WORK REQUIRED: Examine the material below and count the lines that hold the word "focus". Report only the number.

----

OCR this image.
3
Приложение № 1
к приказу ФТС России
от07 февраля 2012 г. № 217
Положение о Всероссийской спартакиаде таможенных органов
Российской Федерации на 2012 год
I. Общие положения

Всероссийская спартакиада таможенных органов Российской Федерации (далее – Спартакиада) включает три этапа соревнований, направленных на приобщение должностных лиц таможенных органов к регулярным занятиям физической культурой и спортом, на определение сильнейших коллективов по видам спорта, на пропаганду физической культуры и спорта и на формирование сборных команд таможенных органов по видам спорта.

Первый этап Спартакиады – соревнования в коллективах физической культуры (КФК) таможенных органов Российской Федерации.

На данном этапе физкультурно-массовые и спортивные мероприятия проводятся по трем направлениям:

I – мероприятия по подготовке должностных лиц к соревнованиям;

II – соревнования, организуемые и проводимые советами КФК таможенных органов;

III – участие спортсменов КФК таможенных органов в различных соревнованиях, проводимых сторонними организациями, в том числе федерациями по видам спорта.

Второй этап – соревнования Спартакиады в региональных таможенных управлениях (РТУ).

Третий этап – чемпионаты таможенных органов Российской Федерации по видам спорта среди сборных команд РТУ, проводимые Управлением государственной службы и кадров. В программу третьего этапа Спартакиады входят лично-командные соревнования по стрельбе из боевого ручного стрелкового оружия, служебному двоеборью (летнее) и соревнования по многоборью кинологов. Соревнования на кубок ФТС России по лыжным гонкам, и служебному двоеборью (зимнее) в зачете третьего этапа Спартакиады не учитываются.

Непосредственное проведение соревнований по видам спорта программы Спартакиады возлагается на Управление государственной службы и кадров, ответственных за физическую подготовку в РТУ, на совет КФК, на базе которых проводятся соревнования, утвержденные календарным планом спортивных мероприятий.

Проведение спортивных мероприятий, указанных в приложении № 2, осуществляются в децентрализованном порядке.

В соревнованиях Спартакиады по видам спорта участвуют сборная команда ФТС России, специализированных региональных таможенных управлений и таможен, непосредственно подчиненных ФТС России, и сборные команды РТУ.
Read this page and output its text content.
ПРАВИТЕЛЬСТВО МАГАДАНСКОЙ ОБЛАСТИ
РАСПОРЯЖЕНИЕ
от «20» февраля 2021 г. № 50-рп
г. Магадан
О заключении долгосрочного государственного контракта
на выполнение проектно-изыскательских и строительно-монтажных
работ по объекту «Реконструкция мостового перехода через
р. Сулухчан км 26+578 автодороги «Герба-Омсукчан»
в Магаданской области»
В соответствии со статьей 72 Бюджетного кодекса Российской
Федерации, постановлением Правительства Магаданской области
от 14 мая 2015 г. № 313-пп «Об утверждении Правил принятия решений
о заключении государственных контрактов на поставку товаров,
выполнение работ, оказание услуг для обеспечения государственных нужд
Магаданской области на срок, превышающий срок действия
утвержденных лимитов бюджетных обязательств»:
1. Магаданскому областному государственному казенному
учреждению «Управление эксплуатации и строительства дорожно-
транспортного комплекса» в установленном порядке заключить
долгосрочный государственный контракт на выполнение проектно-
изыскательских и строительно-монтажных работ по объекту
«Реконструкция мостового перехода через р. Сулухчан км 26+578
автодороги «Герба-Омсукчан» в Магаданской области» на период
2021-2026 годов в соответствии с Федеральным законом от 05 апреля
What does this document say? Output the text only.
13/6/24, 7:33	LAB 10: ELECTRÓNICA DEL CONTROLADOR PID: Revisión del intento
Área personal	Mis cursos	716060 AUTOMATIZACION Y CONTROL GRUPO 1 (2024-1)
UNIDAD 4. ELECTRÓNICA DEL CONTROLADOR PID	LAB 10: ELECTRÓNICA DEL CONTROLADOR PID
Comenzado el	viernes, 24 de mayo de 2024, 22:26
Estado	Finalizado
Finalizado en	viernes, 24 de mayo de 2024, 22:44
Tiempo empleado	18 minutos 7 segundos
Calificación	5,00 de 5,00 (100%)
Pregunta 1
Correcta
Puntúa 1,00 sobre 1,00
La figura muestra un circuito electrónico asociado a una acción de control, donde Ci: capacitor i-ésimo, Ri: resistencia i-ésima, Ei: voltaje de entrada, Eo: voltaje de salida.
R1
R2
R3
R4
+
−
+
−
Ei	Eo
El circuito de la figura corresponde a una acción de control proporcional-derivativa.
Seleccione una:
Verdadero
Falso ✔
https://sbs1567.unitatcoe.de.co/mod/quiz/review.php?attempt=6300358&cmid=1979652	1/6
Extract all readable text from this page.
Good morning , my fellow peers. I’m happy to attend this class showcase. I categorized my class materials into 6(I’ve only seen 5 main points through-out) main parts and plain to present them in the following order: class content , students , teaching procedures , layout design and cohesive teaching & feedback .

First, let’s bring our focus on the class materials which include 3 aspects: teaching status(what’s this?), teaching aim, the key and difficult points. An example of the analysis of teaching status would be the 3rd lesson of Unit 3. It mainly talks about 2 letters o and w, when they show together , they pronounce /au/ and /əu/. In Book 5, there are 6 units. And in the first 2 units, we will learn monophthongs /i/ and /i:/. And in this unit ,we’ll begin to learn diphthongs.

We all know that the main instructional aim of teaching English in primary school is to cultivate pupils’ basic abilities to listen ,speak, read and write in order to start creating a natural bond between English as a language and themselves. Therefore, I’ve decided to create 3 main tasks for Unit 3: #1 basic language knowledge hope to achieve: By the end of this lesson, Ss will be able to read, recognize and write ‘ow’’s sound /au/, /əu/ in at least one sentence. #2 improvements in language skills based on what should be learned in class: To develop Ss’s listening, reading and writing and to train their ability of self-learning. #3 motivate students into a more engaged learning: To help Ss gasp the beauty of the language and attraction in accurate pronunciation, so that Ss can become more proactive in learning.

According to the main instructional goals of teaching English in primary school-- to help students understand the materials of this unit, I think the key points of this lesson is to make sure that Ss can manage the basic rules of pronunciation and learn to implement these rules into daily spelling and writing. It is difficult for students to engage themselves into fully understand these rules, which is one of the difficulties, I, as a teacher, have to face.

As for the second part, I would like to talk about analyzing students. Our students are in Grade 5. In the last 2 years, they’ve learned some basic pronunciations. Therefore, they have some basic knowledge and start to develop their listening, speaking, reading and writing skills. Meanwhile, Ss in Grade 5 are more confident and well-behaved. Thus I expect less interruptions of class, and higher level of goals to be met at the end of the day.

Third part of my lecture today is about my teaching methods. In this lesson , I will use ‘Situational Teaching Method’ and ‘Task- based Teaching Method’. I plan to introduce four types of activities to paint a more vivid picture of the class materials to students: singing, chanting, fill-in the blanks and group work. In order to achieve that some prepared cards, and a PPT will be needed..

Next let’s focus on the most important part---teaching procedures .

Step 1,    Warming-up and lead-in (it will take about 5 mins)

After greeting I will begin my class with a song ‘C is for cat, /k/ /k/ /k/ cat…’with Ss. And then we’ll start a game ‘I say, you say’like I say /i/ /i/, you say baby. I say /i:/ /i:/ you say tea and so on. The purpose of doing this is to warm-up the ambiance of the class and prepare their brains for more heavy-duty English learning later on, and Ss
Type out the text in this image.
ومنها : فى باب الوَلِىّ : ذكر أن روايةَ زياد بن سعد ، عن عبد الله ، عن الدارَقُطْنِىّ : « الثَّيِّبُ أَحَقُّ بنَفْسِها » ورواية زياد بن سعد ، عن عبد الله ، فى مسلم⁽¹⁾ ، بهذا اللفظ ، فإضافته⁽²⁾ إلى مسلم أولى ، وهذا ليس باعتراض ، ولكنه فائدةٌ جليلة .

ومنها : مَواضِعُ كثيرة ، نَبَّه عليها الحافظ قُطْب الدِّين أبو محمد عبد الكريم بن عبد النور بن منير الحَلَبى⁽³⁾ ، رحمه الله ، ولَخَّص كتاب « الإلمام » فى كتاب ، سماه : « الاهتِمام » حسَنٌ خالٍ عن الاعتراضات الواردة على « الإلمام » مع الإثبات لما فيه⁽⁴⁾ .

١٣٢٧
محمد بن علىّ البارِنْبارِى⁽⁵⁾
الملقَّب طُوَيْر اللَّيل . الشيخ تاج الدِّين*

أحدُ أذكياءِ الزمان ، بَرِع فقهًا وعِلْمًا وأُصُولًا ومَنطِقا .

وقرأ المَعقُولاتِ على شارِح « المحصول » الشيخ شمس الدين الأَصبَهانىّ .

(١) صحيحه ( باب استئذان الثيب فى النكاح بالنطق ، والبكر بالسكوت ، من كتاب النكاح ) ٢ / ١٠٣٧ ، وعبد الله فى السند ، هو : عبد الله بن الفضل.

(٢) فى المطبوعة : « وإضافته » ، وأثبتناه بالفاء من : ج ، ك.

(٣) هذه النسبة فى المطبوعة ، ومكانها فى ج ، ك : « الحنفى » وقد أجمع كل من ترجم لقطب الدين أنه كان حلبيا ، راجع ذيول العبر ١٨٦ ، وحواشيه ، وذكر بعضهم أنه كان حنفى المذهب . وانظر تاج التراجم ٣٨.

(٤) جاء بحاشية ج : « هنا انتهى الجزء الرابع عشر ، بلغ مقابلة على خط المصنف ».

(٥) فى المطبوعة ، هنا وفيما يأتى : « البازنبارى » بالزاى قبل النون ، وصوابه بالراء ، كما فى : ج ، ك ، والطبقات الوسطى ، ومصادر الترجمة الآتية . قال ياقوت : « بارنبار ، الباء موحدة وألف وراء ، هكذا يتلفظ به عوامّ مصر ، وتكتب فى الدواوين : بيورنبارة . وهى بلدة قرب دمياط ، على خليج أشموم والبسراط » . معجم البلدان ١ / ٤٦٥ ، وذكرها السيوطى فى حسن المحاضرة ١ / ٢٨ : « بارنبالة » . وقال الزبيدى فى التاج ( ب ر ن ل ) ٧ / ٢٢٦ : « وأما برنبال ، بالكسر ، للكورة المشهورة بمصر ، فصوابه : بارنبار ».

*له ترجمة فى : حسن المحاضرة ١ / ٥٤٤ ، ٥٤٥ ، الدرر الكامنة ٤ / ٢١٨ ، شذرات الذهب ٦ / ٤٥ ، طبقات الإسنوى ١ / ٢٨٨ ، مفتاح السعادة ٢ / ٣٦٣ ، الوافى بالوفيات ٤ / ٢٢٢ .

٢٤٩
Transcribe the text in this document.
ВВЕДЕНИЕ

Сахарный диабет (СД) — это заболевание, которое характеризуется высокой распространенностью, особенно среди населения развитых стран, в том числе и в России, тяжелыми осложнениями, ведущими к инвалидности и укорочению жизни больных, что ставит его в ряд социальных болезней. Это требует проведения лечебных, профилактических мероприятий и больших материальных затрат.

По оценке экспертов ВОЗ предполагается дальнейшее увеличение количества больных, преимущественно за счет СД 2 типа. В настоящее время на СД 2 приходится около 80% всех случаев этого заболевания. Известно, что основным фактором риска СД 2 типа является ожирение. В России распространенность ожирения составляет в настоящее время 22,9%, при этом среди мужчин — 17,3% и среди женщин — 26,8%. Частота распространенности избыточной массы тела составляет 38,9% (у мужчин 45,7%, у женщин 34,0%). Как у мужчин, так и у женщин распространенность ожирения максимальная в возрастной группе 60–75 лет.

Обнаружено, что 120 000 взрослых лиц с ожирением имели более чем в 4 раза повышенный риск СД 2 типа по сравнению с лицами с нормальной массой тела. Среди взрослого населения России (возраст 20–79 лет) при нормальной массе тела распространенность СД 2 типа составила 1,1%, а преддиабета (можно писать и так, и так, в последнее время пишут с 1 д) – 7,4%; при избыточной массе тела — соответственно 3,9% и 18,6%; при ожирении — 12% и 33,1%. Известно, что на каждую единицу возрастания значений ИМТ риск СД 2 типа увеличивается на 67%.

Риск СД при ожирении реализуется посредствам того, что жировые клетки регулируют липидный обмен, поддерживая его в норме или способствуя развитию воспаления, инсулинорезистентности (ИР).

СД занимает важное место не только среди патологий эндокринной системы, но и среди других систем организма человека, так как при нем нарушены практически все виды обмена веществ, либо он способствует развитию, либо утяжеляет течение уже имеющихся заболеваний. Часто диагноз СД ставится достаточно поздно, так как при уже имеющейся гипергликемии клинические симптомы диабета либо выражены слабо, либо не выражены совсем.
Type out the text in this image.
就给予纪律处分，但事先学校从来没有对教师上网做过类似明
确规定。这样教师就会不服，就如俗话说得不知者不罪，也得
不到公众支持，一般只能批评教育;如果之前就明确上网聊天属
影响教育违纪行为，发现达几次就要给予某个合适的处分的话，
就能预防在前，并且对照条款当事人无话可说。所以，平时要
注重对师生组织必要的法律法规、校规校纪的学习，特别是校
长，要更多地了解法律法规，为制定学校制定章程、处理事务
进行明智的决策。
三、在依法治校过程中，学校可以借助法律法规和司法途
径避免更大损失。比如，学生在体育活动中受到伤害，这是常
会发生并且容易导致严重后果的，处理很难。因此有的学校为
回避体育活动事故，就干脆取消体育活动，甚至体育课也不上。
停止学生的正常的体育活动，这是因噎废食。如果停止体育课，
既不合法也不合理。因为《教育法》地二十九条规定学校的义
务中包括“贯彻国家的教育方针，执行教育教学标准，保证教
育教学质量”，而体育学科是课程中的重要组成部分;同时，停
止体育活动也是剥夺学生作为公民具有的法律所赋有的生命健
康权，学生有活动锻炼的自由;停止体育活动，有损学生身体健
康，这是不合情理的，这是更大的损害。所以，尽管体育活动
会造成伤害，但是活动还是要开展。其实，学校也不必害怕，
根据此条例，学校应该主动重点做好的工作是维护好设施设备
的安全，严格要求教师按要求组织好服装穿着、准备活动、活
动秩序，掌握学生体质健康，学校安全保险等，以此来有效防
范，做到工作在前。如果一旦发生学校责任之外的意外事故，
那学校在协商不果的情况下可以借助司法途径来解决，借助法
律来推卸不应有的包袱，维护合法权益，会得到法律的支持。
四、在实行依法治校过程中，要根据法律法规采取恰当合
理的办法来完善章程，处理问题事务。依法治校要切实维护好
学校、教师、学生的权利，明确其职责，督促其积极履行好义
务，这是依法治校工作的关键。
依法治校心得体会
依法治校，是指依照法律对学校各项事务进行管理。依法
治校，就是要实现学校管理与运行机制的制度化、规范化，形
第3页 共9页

----

TASK RESPONSE: 2